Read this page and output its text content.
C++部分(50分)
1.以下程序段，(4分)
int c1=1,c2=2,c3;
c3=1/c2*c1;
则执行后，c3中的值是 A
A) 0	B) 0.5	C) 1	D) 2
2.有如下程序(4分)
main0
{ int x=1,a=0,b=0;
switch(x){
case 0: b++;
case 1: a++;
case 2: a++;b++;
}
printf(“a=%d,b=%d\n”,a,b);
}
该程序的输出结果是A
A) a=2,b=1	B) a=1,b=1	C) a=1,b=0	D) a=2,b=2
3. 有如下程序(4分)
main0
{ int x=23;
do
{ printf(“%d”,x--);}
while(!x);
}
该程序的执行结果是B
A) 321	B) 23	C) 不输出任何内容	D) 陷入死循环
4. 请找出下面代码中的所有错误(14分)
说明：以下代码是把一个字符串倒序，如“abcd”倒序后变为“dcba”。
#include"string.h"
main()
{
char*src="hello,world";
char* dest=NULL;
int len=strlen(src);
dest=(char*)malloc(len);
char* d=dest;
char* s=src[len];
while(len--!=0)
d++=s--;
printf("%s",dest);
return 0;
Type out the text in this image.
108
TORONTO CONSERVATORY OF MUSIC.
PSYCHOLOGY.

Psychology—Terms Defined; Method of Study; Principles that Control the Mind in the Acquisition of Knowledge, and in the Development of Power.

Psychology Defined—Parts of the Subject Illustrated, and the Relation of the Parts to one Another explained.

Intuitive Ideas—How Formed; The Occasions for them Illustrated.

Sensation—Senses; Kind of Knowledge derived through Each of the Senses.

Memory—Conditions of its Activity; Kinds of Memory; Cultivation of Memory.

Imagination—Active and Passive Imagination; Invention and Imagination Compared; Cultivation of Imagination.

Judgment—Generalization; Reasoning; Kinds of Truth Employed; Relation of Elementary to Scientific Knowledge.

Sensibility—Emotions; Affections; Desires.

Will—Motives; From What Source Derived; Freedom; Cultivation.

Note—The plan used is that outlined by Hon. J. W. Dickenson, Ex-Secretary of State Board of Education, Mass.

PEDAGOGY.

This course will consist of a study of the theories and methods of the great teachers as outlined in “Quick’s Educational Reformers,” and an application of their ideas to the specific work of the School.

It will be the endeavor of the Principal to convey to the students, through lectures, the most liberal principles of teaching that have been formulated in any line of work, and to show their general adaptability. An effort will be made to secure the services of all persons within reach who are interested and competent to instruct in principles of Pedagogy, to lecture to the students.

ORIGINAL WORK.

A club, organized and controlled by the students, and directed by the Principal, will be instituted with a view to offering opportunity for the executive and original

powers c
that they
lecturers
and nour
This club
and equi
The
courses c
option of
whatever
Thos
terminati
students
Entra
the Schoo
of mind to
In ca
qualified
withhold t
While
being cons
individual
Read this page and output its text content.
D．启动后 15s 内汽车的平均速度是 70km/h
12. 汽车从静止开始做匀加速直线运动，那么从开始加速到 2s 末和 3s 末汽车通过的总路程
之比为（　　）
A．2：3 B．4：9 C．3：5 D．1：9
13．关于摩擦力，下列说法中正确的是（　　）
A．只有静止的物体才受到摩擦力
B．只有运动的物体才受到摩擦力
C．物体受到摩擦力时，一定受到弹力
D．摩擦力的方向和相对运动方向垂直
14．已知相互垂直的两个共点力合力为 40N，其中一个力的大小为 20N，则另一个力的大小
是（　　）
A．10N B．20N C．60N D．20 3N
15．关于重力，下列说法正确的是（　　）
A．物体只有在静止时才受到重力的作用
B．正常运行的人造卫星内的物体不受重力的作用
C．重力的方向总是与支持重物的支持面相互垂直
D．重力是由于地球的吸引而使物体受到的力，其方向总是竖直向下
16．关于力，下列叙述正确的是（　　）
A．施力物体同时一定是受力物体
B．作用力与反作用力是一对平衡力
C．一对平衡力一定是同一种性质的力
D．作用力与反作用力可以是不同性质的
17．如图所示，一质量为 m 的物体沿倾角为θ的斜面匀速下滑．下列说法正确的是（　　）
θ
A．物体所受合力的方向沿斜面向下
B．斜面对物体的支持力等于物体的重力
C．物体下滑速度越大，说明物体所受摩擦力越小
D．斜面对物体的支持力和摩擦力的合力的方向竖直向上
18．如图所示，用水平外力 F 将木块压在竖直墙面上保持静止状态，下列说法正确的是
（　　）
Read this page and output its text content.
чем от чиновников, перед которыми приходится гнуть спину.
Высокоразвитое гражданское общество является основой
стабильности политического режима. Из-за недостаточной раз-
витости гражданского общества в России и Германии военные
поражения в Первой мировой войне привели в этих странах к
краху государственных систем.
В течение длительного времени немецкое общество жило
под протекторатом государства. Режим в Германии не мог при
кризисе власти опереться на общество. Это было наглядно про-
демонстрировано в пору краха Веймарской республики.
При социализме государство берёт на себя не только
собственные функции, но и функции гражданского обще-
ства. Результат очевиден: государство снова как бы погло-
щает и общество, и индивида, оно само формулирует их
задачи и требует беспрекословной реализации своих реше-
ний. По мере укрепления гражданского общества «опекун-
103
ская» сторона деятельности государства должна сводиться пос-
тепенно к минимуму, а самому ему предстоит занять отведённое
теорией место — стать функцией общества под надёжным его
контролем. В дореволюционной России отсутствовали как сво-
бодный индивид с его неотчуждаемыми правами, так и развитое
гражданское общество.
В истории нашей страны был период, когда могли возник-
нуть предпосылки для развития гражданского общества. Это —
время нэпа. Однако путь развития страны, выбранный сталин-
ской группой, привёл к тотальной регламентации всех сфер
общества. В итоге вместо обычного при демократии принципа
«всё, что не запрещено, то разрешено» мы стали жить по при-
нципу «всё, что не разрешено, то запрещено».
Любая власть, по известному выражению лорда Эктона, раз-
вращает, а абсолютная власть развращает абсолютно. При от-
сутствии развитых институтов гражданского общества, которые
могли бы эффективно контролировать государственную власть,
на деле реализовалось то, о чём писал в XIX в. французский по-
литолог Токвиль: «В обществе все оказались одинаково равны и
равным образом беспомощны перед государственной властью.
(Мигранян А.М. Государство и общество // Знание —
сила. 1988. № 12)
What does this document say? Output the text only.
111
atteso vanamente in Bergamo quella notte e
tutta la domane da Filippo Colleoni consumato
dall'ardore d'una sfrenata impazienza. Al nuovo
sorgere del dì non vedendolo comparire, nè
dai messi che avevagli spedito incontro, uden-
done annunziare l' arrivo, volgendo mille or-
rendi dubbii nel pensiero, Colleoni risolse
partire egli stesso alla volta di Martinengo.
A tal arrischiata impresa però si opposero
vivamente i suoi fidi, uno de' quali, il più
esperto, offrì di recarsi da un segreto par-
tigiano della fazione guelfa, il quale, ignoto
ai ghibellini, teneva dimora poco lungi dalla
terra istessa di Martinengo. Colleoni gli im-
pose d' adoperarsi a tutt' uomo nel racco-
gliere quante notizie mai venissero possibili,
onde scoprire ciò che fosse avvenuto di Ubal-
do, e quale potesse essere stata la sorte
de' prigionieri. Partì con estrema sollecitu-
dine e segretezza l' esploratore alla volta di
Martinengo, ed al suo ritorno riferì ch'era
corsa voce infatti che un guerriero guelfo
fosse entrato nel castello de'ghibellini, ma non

-.-.-

= DIRECTIONS FOR THIS TASK =
Look for the word "Illustrated" in every line of the listing and copy the lines that have it.

= TASK RESULT =
Psychology Defined—Parts of the Subject Illustrated, and the Relation of the Parts to one Another explained.
Intuitive Ideas—How Formed; The Occasions for them Illustrated.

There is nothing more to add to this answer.